━━━ RECORDS FOR THE EXERCISE

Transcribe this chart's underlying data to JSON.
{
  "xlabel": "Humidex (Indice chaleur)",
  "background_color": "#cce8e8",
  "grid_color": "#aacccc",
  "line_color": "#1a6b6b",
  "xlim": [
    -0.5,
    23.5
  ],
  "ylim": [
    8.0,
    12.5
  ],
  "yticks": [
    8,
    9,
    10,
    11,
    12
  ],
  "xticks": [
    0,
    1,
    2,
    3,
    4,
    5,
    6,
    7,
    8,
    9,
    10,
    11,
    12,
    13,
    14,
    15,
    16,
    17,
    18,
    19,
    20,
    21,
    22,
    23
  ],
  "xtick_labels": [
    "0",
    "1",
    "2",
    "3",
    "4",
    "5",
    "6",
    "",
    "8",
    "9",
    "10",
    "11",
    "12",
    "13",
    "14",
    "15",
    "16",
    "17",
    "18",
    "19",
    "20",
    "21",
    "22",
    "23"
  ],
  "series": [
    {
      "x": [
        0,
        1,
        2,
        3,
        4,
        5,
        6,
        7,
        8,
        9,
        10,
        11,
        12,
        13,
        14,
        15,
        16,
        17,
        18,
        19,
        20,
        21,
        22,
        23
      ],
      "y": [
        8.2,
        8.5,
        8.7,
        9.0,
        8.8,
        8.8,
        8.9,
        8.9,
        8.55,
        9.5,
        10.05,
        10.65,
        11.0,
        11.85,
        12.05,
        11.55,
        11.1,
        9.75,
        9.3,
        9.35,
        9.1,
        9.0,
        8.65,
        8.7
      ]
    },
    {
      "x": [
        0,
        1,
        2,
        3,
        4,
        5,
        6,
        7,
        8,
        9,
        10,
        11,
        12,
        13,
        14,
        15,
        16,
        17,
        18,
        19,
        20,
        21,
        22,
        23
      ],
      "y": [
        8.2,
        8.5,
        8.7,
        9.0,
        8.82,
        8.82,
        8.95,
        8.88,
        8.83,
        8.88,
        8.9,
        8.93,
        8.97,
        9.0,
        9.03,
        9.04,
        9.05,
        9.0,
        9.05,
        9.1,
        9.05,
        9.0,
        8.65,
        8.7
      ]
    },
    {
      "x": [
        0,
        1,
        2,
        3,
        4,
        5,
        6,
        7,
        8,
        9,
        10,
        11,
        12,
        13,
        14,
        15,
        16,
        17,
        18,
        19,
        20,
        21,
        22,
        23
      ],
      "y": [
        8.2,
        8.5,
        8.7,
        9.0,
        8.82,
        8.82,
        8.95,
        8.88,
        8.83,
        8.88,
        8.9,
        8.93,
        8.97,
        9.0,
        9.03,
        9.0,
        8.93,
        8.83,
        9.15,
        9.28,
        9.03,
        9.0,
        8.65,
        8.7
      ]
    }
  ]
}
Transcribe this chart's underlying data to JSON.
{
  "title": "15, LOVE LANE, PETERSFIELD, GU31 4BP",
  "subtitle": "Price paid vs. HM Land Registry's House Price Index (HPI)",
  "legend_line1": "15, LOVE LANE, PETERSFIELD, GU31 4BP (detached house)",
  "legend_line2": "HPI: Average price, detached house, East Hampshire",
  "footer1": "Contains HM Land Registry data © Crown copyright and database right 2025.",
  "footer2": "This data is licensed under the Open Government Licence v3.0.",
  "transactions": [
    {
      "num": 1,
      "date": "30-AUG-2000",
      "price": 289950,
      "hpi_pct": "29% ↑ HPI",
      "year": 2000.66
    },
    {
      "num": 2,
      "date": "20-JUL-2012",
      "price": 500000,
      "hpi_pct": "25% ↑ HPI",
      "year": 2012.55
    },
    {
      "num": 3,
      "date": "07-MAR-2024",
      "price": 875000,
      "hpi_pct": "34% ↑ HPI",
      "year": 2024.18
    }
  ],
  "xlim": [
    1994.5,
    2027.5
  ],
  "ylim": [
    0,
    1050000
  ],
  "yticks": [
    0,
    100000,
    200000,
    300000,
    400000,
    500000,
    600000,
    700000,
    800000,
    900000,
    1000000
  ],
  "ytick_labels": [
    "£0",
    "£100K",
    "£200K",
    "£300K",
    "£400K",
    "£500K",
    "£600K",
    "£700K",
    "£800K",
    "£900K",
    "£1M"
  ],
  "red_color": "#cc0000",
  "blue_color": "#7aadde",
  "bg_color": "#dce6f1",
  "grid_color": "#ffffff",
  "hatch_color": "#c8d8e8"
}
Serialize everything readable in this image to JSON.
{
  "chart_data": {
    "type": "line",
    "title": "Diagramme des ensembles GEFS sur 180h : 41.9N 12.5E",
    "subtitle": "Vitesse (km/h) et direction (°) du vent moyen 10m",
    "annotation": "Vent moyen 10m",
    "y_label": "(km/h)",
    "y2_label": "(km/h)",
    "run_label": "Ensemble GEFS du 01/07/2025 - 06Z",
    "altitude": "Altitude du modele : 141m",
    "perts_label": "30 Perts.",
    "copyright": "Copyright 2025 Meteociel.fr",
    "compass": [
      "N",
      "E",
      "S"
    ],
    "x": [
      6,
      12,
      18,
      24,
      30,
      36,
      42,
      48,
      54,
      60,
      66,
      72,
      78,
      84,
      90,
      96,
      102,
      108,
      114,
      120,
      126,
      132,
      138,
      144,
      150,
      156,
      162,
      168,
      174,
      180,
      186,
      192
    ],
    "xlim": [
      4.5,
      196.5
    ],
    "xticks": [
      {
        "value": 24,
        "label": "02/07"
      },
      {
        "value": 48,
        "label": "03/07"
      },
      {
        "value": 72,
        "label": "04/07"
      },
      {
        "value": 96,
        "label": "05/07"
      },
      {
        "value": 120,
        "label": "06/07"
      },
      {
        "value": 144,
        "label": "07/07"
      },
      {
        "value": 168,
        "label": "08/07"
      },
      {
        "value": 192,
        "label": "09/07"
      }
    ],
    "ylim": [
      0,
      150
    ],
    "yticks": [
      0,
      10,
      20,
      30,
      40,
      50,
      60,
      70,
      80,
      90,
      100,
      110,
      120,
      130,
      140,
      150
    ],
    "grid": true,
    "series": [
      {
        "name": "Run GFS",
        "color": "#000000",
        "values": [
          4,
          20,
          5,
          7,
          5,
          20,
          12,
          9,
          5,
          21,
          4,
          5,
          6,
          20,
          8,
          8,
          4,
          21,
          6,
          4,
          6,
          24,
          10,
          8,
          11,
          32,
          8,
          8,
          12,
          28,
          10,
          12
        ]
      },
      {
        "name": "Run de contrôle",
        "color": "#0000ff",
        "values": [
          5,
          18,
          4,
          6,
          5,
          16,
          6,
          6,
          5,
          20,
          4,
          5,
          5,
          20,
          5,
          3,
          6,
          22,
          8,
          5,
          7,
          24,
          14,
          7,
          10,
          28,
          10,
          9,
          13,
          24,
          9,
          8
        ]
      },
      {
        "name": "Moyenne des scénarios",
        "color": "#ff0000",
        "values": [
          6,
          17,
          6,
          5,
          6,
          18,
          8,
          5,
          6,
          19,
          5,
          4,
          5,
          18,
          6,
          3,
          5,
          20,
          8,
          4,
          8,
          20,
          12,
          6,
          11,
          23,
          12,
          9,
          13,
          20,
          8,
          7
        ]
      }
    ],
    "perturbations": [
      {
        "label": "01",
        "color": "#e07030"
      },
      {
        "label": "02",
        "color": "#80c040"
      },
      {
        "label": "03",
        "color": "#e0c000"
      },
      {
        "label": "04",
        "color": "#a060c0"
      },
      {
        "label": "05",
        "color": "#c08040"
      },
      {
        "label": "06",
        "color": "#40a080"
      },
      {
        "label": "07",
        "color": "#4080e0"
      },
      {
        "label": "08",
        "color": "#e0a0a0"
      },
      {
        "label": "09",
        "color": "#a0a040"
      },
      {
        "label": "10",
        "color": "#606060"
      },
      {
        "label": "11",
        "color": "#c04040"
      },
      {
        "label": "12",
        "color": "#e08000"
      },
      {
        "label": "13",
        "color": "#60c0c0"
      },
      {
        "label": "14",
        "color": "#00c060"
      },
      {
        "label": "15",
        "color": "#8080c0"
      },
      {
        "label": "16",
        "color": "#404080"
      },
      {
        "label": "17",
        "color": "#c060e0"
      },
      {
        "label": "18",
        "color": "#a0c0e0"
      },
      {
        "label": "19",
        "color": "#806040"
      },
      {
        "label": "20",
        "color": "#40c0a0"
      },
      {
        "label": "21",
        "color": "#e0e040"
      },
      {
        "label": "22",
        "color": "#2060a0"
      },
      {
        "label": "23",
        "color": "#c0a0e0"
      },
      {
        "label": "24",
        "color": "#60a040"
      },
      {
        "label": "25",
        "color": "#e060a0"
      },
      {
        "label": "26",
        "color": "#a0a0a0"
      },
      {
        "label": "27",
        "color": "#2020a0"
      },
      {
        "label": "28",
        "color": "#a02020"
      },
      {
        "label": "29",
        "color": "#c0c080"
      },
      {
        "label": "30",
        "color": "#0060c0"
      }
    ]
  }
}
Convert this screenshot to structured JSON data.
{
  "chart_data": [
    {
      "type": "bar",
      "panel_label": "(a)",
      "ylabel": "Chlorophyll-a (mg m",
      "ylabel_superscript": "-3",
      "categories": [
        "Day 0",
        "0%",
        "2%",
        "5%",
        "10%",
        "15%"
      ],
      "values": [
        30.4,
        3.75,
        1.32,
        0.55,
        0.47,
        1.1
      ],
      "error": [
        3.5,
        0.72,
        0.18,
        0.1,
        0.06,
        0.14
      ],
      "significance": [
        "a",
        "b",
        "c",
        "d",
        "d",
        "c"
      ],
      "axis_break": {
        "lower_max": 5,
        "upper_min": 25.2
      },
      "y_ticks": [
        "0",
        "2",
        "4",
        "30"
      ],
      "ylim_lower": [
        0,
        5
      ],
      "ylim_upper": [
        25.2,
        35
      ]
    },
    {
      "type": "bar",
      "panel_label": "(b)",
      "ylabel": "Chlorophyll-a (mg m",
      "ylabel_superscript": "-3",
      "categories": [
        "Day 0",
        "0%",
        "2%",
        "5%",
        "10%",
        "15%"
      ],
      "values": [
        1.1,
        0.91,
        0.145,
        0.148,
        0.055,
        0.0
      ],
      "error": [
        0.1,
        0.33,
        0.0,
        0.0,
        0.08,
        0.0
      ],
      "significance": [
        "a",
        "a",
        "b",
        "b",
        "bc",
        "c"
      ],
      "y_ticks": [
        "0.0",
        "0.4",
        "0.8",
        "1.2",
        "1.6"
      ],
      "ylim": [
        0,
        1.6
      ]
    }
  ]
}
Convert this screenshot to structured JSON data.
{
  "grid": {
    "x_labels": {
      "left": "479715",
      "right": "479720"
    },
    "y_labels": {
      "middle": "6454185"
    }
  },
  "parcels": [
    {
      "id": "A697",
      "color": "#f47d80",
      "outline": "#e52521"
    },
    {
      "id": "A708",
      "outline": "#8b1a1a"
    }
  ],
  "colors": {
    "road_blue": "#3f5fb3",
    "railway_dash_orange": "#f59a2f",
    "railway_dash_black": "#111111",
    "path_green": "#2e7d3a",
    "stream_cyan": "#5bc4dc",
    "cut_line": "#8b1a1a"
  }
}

━━━━━━

▸ **WORK REQUIRED**: Report the number of lines containing the string "subtitle" and add nothing to it.

▸ **RESULT**: 2